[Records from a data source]
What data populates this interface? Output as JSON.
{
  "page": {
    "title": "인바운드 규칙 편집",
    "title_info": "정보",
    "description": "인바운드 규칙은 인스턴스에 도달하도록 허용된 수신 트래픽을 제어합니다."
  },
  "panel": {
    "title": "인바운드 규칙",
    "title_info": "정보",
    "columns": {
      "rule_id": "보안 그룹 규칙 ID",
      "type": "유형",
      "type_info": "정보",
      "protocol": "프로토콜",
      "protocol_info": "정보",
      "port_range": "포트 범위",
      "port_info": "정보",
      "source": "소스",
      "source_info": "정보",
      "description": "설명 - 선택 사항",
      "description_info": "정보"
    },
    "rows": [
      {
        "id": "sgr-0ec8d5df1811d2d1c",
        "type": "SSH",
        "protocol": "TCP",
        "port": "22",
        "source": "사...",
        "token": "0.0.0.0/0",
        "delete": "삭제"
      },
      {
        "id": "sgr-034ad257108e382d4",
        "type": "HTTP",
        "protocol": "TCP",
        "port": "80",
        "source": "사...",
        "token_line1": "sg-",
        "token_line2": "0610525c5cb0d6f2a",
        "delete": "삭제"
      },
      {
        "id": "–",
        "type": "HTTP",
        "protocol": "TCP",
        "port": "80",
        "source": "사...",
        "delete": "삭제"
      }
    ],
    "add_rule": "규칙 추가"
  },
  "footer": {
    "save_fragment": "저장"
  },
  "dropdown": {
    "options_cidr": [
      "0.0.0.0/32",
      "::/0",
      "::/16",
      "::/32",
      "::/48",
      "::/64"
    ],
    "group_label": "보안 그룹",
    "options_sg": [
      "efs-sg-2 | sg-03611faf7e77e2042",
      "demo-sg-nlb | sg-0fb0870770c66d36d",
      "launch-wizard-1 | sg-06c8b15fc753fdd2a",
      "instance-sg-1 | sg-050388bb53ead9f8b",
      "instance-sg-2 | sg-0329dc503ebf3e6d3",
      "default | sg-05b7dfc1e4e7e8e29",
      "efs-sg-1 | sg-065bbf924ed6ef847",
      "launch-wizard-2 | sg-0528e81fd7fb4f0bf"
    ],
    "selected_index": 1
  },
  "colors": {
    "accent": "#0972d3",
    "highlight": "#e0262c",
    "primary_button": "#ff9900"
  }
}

**Task details:**
Every line that holds the word "인바운드" counts once; state the total number of such lines and nothing else.

**Problem solution:**
3